> [Task statement] Repeat the records word for word, excluding any picture.

• • •

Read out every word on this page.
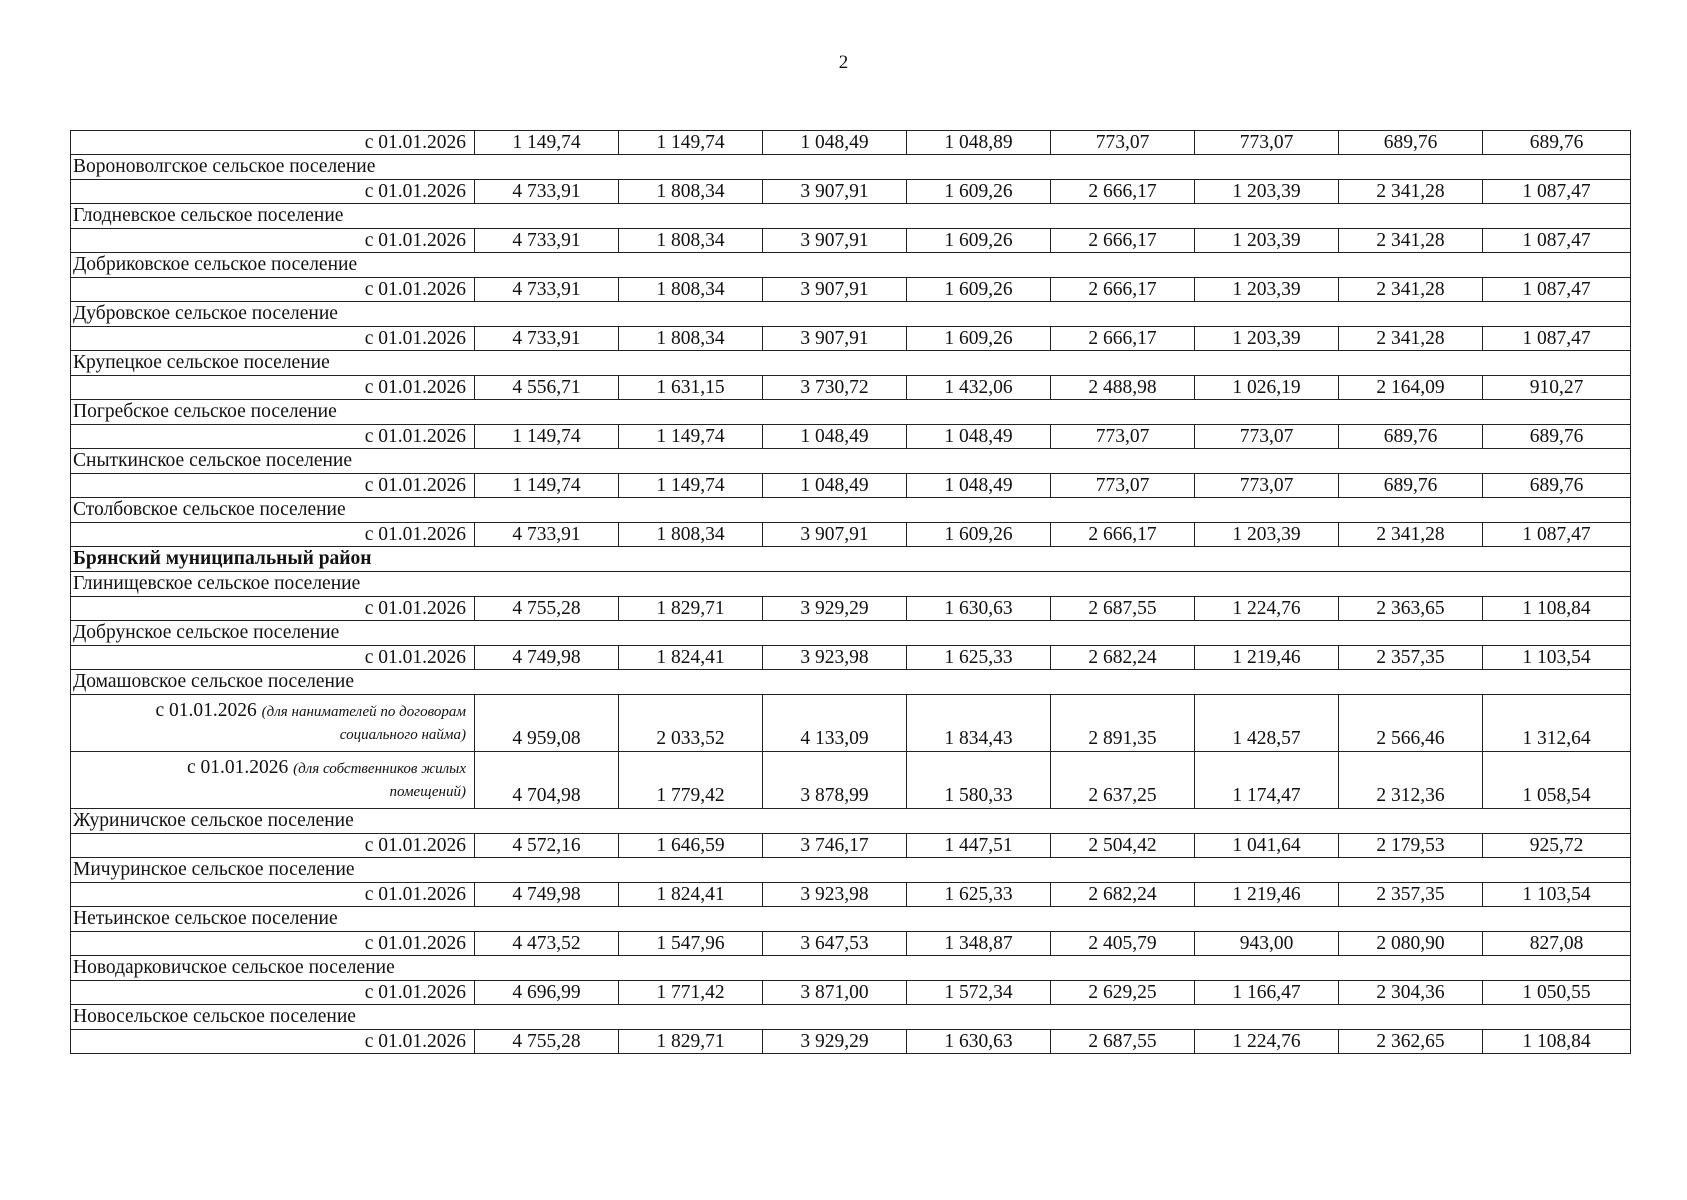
2
с 01.01.2026	1 149,74	1 149,74	1 048,49	1 048,89	773,07	773,07	689,76	689,76
Вороноволгское сельское поселение								
с 01.01.2026	4 733,91	1 808,34	3 907,91	1 609,26	2 666,17	1 203,39	2 341,28	1 087,47
Глодневское сельское поселение								
с 01.01.2026	4 733,91	1 808,34	3 907,91	1 609,26	2 666,17	1 203,39	2 341,28	1 087,47
Добриковское сельское поселение								
с 01.01.2026	4 733,91	1 808,34	3 907,91	1 609,26	2 666,17	1 203,39	2 341,28	1 087,47
Дубровское сельское поселение								
с 01.01.2026	4 733,91	1 808,34	3 907,91	1 609,26	2 666,17	1 203,39	2 341,28	1 087,47
Крупецкое сельское поселение								
с 01.01.2026	4 556,71	1 631,15	3 730,72	1 432,06	2 488,98	1 026,19	2 164,09	910,27
Погребское сельское поселение								
с 01.01.2026	1 149,74	1 149,74	1 048,49	1 048,49	773,07	773,07	689,76	689,76
Сныткинское сельское поселение								
с 01.01.2026	1 149,74	1 149,74	1 048,49	1 048,49	773,07	773,07	689,76	689,76
Столбовское сельское поселение								
с 01.01.2026	4 733,91	1 808,34	3 907,91	1 609,26	2 666,17	1 203,39	2 341,28	1 087,47
Брянский муниципальный район								
Глинищевское сельское поселение								
с 01.01.2026	4 755,28	1 829,71	3 929,29	1 630,63	2 687,55	1 224,76	2 363,65	1 108,84
Добрунское сельское поселение								
с 01.01.2026	4 749,98	1 824,41	3 923,98	1 625,33	2 682,24	1 219,46	2 357,35	1 103,54
Домашовское сельское поселение								

с 01.01.2026 (для нанимателей по договорам
социального найма)	4 959,08	2 033,52	4 133,09	1 834,43	2 891,35	1 428,57	2 566,46	1 312,64

с 01.01.2026 (для собственников жилых
помещений)	4 704,98	1 779,42	3 878,99	1 580,33	2 637,25	1 174,47	2 312,36	1 058,54
Журиничское сельское поселение								
с 01.01.2026	4 572,16	1 646,59	3 746,17	1 447,51	2 504,42	1 041,64	2 179,53	925,72
Мичуринское сельское поселение								
с 01.01.2026	4 749,98	1 824,41	3 923,98	1 625,33	2 682,24	1 219,46	2 357,35	1 103,54
Нетьинское сельское поселение								
с 01.01.2026	4 473,52	1 547,96	3 647,53	1 348,87	2 405,79	943,00	2 080,90	827,08
Новодарковичское сельское поселение								
с 01.01.2026	4 696,99	1 771,42	3 871,00	1 572,34	2 629,25	1 166,47	2 304,36	1 050,55
Новосельское сельское поселение								
с 01.01.2026	4 755,28	1 829,71	3 929,29	1 630,63	2 687,55	1 224,76	2 362,65	1 108,84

• • •

> [Exercise output]
Read out every word on this page.
2
с 01.01.2026	1 149,74	1 149,74	1 048,49	1 048,89	773,07	773,07	689,76	689,76
Вороноволгское сельское поселение								
с 01.01.2026	4 733,91	1 808,34	3 907,91	1 609,26	2 666,17	1 203,39	2 341,28	1 087,47
Глодневское сельское поселение								
с 01.01.2026	4 733,91	1 808,34	3 907,91	1 609,26	2 666,17	1 203,39	2 341,28	1 087,47
Добриковское сельское поселение								
с 01.01.2026	4 733,91	1 808,34	3 907,91	1 609,26	2 666,17	1 203,39	2 341,28	1 087,47
Дубровское сельское поселение								
с 01.01.2026	4 733,91	1 808,34	3 907,91	1 609,26	2 666,17	1 203,39	2 341,28	1 087,47
Крупецкое сельское поселение								
с 01.01.2026	4 556,71	1 631,15	3 730,72	1 432,06	2 488,98	1 026,19	2 164,09	910,27
Погребское сельское поселение								
с 01.01.2026	1 149,74	1 149,74	1 048,49	1 048,49	773,07	773,07	689,76	689,76
Сныткинское сельское поселение								
с 01.01.2026	1 149,74	1 149,74	1 048,49	1 048,49	773,07	773,07	689,76	689,76
Столбовское сельское поселение								
с 01.01.2026	4 733,91	1 808,34	3 907,91	1 609,26	2 666,17	1 203,39	2 341,28	1 087,47
Брянский муниципальный район								
Глинищевское сельское поселение								
с 01.01.2026	4 755,28	1 829,71	3 929,29	1 630,63	2 687,55	1 224,76	2 363,65	1 108,84
Добрунское сельское поселение								
с 01.01.2026	4 749,98	1 824,41	3 923,98	1 625,33	2 682,24	1 219,46	2 357,35	1 103,54
Домашовское сельское поселение								

с 01.01.2026 (для нанимателей по договорам
социального найма)	4 959,08	2 033,52	4 133,09	1 834,43	2 891,35	1 428,57	2 566,46	1 312,64

с 01.01.2026 (для собственников жилых
помещений)	4 704,98	1 779,42	3 878,99	1 580,33	2 637,25	1 174,47	2 312,36	1 058,54
Журиничское сельское поселение								
с 01.01.2026	4 572,16	1 646,59	3 746,17	1 447,51	2 504,42	1 041,64	2 179,53	925,72
Мичуринское сельское поселение								
с 01.01.2026	4 749,98	1 824,41	3 923,98	1 625,33	2 682,24	1 219,46	2 357,35	1 103,54
Нетьинское сельское поселение								
с 01.01.2026	4 473,52	1 547,96	3 647,53	1 348,87	2 405,79	943,00	2 080,90	827,08
Новодарковичское сельское поселение								
с 01.01.2026	4 696,99	1 771,42	3 871,00	1 572,34	2 629,25	1 166,47	2 304,36	1 050,55
Новосельское сельское поселение								
с 01.01.2026	4 755,28	1 829,71	3 929,29	1 630,63	2 687,55	1 224,76	2 362,65	1 108,84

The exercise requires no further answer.